PROBLEM DETAILS → Your task is to transcribe the records exactly, skipping every image.

= = = = = = =

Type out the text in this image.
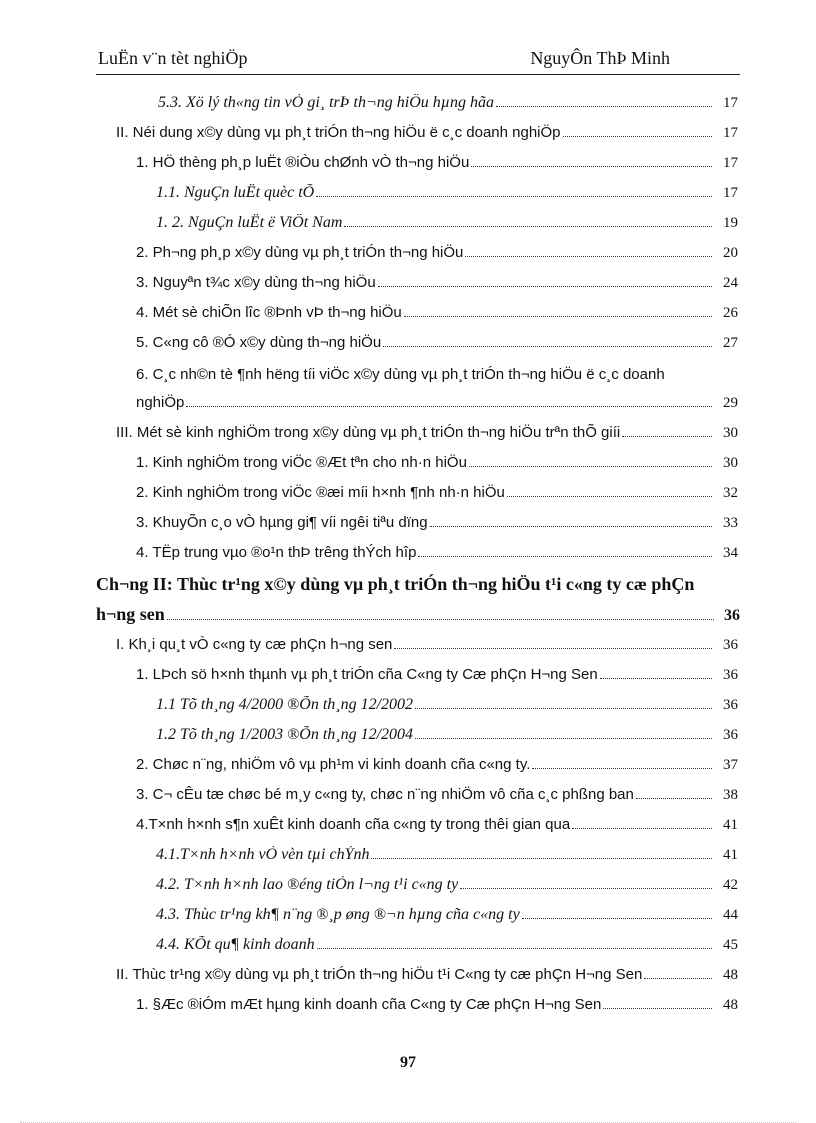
LuËn v¨n tèt nghiÖp	NguyÔn ThÞ Minh
5.3. Xö lý th«ng tin vÒ gi¸ trÞ th¬ng hiÖu hµng hãa	17
II. Néi dung x©y dùng vµ ph¸t triÓn th¬ng hiÖu ë c¸c doanh nghiÖp	17
1. HÖ thèng ph¸p luËt ®iÒu chØnh vÒ th¬ng hiÖu	17
1.1. NguÇn luËt quèc tÕ	17
1. 2. NguÇn luËt ë ViÖt Nam	19
2. Ph¬ng ph¸p x©y dùng vµ ph¸t triÓn th¬ng hiÖu	20
3. Nguyªn t¾c x©y dùng th¬ng hiÖu	24
4. Mét sè chiÕn lîc ®Þnh vÞ th¬ng hiÖu	26
5. C«ng cô ®Ó x©y dùng th¬ng hiÖu	27
6. C¸c nh©n tè ¶nh hëng tíi viÖc x©y dùng vµ ph¸t triÓn th¬ng hiÖu ë c¸c doanh
nghiÖp	29
III. Mét sè kinh nghiÖm trong x©y dùng vµ ph¸t triÓn th¬ng hiÖu trªn thÕ giíi	30
1. Kinh nghiÖm trong viÖc ®Æt tªn cho nh·n hiÖu	30
2. Kinh nghiÖm trong viÖc ®æi míi h×nh ¶nh nh·n hiÖu	32
3. KhuyÕn c¸o vÒ hµng gi¶ víi ngêi tiªu dïng	33
4. TËp trung vµo ®o¹n thÞ trêng thÝch hîp	34
Ch¬ng II: Thùc tr¹ng x©y dùng vµ ph¸t triÓn th¬ng hiÖu t¹i c«ng ty cæ phÇn
h¬ng sen	36
I. Kh¸i qu¸t vÒ c«ng ty cæ phÇn h¬ng sen	36
1. LÞch sö h×nh thµnh vµ ph¸t triÓn cña C«ng ty Cæ phÇn H¬ng Sen	36
1.1 Tõ th¸ng 4/2000 ®Õn th¸ng 12/2002	36
1.2 Tõ th¸ng 1/2003 ®Õn th¸ng 12/2004	36
2. Chøc n¨ng, nhiÖm vô vµ ph¹m vi kinh doanh cña c«ng ty.	37
3. C¬ cÊu tæ chøc bé m¸y c«ng ty, chøc n¨ng nhiÖm vô cña c¸c phßng ban	38
4.T×nh h×nh s¶n xuÊt kinh doanh cña c«ng ty trong thêi gian qua	41
4.1.T×nh h×nh vÒ vèn tµi chÝnh	41
4.2. T×nh h×nh lao ®éng tiÒn l¬ng t¹i c«ng ty	42
4.3. Thùc tr¹ng kh¶ n¨ng ®¸p øng ®¬n hµng cña c«ng ty	44
4.4. KÕt qu¶ kinh doanh	45
II. Thùc tr¹ng x©y dùng vµ ph¸t triÓn th¬ng hiÖu t¹i C«ng ty cæ phÇn H¬ng Sen	48
1. §Æc ®iÓm mÆt hµng kinh doanh cña C«ng ty Cæ phÇn H¬ng Sen	48
97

= = = = = = =

CORRECT OUTPUT →
Type out the text in this image.
LuËn v¨n tèt nghiÖp	NguyÔn ThÞ Minh
5.3. Xö lý th«ng tin vÒ gi¸ trÞ th¬ng hiÖu hµng hãa	17
II. Néi dung x©y dùng vµ ph¸t triÓn th¬ng hiÖu ë c¸c doanh nghiÖp	17
1. HÖ thèng ph¸p luËt ®iÒu chØnh vÒ th¬ng hiÖu	17
1.1. NguÇn luËt quèc tÕ	17
1. 2. NguÇn luËt ë ViÖt Nam	19
2. Ph¬ng ph¸p x©y dùng vµ ph¸t triÓn th¬ng hiÖu	20
3. Nguyªn t¾c x©y dùng th¬ng hiÖu	24
4. Mét sè chiÕn lîc ®Þnh vÞ th¬ng hiÖu	26
5. C«ng cô ®Ó x©y dùng th¬ng hiÖu	27
6. C¸c nh©n tè ¶nh hëng tíi viÖc x©y dùng vµ ph¸t triÓn th¬ng hiÖu ë c¸c doanh
nghiÖp	29
III. Mét sè kinh nghiÖm trong x©y dùng vµ ph¸t triÓn th¬ng hiÖu trªn thÕ giíi	30
1. Kinh nghiÖm trong viÖc ®Æt tªn cho nh·n hiÖu	30
2. Kinh nghiÖm trong viÖc ®æi míi h×nh ¶nh nh·n hiÖu	32
3. KhuyÕn c¸o vÒ hµng gi¶ víi ngêi tiªu dïng	33
4. TËp trung vµo ®o¹n thÞ trêng thÝch hîp	34
Ch¬ng II: Thùc tr¹ng x©y dùng vµ ph¸t triÓn th¬ng hiÖu t¹i c«ng ty cæ phÇn
h¬ng sen	36
I. Kh¸i qu¸t vÒ c«ng ty cæ phÇn h¬ng sen	36
1. LÞch sö h×nh thµnh vµ ph¸t triÓn cña C«ng ty Cæ phÇn H¬ng Sen	36
1.1 Tõ th¸ng 4/2000 ®Õn th¸ng 12/2002	36
1.2 Tõ th¸ng 1/2003 ®Õn th¸ng 12/2004	36
2. Chøc n¨ng, nhiÖm vô vµ ph¹m vi kinh doanh cña c«ng ty.	37
3. C¬ cÊu tæ chøc bé m¸y c«ng ty, chøc n¨ng nhiÖm vô cña c¸c phßng ban	38
4.T×nh h×nh s¶n xuÊt kinh doanh cña c«ng ty trong thêi gian qua	41
4.1.T×nh h×nh vÒ vèn tµi chÝnh	41
4.2. T×nh h×nh lao ®éng tiÒn l¬ng t¹i c«ng ty	42
4.3. Thùc tr¹ng kh¶ n¨ng ®¸p øng ®¬n hµng cña c«ng ty	44
4.4. KÕt qu¶ kinh doanh	45
II. Thùc tr¹ng x©y dùng vµ ph¸t triÓn th¬ng hiÖu t¹i C«ng ty cæ phÇn H¬ng Sen	48
1. §Æc ®iÓm mÆt hµng kinh doanh cña C«ng ty Cæ phÇn H¬ng Sen	48
97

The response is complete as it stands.